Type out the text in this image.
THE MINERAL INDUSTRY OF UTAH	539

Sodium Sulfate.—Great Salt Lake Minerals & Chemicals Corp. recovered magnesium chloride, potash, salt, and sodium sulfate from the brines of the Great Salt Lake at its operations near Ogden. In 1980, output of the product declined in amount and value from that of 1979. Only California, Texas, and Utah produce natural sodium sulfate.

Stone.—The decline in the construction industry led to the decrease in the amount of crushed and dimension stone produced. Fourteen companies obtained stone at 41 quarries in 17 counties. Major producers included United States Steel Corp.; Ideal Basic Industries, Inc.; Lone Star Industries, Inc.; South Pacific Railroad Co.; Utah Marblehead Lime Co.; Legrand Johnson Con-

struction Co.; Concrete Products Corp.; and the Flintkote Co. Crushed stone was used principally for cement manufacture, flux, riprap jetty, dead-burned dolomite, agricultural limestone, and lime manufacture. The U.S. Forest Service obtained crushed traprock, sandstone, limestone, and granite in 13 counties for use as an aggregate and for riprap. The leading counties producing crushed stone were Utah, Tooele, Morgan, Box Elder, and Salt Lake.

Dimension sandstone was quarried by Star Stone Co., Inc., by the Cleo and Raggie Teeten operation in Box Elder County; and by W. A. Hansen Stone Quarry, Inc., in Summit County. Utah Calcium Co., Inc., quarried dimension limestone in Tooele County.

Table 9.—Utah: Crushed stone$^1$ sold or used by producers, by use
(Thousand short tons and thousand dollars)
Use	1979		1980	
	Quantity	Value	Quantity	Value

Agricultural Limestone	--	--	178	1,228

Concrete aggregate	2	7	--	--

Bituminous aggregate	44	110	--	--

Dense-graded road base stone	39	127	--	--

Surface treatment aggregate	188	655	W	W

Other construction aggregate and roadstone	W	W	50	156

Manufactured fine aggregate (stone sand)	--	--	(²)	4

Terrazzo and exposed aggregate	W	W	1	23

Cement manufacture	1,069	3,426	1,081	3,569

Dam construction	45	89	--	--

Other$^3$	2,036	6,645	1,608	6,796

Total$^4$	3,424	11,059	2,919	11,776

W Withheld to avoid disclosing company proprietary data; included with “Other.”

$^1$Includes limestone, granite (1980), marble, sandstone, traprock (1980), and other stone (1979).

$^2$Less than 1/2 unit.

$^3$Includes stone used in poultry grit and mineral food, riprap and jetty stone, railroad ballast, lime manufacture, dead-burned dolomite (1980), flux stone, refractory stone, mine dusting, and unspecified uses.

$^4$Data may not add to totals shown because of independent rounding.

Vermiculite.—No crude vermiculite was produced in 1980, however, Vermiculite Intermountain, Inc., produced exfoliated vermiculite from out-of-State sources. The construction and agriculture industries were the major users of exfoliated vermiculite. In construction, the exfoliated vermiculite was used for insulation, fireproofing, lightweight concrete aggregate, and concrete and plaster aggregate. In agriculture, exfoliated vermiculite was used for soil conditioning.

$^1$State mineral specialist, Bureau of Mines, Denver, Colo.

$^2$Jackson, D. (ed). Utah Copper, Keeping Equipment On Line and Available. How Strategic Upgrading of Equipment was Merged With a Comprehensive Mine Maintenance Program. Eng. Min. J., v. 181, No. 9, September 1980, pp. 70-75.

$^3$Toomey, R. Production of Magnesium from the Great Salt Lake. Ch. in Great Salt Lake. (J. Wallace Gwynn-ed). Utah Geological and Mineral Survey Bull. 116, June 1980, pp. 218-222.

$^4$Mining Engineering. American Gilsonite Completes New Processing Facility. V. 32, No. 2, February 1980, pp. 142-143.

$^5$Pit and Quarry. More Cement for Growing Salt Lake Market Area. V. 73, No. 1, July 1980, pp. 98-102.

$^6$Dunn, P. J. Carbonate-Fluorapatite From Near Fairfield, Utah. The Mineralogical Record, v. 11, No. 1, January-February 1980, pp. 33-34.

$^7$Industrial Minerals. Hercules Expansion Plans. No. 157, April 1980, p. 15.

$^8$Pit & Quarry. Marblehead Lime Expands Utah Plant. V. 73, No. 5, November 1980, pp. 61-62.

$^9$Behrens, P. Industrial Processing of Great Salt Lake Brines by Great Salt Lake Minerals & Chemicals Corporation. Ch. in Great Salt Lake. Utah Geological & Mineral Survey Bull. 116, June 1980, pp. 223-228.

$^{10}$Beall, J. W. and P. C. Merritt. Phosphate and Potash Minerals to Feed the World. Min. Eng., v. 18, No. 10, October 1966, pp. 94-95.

EXERCISE OBJECTIVE → Output all of the data above without any alteration.

COMPLETED TASK →
Type out the text in this image.
THE MINERAL INDUSTRY OF UTAH	539

Sodium Sulfate.—Great Salt Lake Minerals & Chemicals Corp. recovered magnesium chloride, potash, salt, and sodium sulfate from the brines of the Great Salt Lake at its operations near Ogden. In 1980, output of the product declined in amount and value from that of 1979. Only California, Texas, and Utah produce natural sodium sulfate.

Stone.—The decline in the construction industry led to the decrease in the amount of crushed and dimension stone produced. Fourteen companies obtained stone at 41 quarries in 17 counties. Major producers included United States Steel Corp.; Ideal Basic Industries, Inc.; Lone Star Industries, Inc.; South Pacific Railroad Co.; Utah Marblehead Lime Co.; Legrand Johnson Con-

struction Co.; Concrete Products Corp.; and the Flintkote Co. Crushed stone was used principally for cement manufacture, flux, riprap jetty, dead-burned dolomite, agricultural limestone, and lime manufacture. The U.S. Forest Service obtained crushed traprock, sandstone, limestone, and granite in 13 counties for use as an aggregate and for riprap. The leading counties producing crushed stone were Utah, Tooele, Morgan, Box Elder, and Salt Lake.

Dimension sandstone was quarried by Star Stone Co., Inc., by the Cleo and Raggie Teeten operation in Box Elder County; and by W. A. Hansen Stone Quarry, Inc., in Summit County. Utah Calcium Co., Inc., quarried dimension limestone in Tooele County.

Table 9.—Utah: Crushed stone$^1$ sold or used by producers, by use
(Thousand short tons and thousand dollars)
Use	1979		1980	
	Quantity	Value	Quantity	Value

Agricultural Limestone	--	--	178	1,228

Concrete aggregate	2	7	--	--

Bituminous aggregate	44	110	--	--

Dense-graded road base stone	39	127	--	--

Surface treatment aggregate	188	655	W	W

Other construction aggregate and roadstone	W	W	50	156

Manufactured fine aggregate (stone sand)	--	--	(²)	4

Terrazzo and exposed aggregate	W	W	1	23

Cement manufacture	1,069	3,426	1,081	3,569

Dam construction	45	89	--	--

Other$^3$	2,036	6,645	1,608	6,796

Total$^4$	3,424	11,059	2,919	11,776

W Withheld to avoid disclosing company proprietary data; included with “Other.”

$^1$Includes limestone, granite (1980), marble, sandstone, traprock (1980), and other stone (1979).

$^2$Less than 1/2 unit.

$^3$Includes stone used in poultry grit and mineral food, riprap and jetty stone, railroad ballast, lime manufacture, dead-burned dolomite (1980), flux stone, refractory stone, mine dusting, and unspecified uses.

$^4$Data may not add to totals shown because of independent rounding.

Vermiculite.—No crude vermiculite was produced in 1980, however, Vermiculite Intermountain, Inc., produced exfoliated vermiculite from out-of-State sources. The construction and agriculture industries were the major users of exfoliated vermiculite. In construction, the exfoliated vermiculite was used for insulation, fireproofing, lightweight concrete aggregate, and concrete and plaster aggregate. In agriculture, exfoliated vermiculite was used for soil conditioning.

$^1$State mineral specialist, Bureau of Mines, Denver, Colo.

$^2$Jackson, D. (ed). Utah Copper, Keeping Equipment On Line and Available. How Strategic Upgrading of Equipment was Merged With a Comprehensive Mine Maintenance Program. Eng. Min. J., v. 181, No. 9, September 1980, pp. 70-75.

$^3$Toomey, R. Production of Magnesium from the Great Salt Lake. Ch. in Great Salt Lake. (J. Wallace Gwynn-ed). Utah Geological and Mineral Survey Bull. 116, June 1980, pp. 218-222.

$^4$Mining Engineering. American Gilsonite Completes New Processing Facility. V. 32, No. 2, February 1980, pp. 142-143.

$^5$Pit and Quarry. More Cement for Growing Salt Lake Market Area. V. 73, No. 1, July 1980, pp. 98-102.

$^6$Dunn, P. J. Carbonate-Fluorapatite From Near Fairfield, Utah. The Mineralogical Record, v. 11, No. 1, January-February 1980, pp. 33-34.

$^7$Industrial Minerals. Hercules Expansion Plans. No. 157, April 1980, p. 15.

$^8$Pit & Quarry. Marblehead Lime Expands Utah Plant. V. 73, No. 5, November 1980, pp. 61-62.

$^9$Behrens, P. Industrial Processing of Great Salt Lake Brines by Great Salt Lake Minerals & Chemicals Corporation. Ch. in Great Salt Lake. Utah Geological & Mineral Survey Bull. 116, June 1980, pp. 223-228.

$^{10}$Beall, J. W. and P. C. Merritt. Phosphate and Potash Minerals to Feed the World. Min. Eng., v. 18, No. 10, October 1966, pp. 94-95.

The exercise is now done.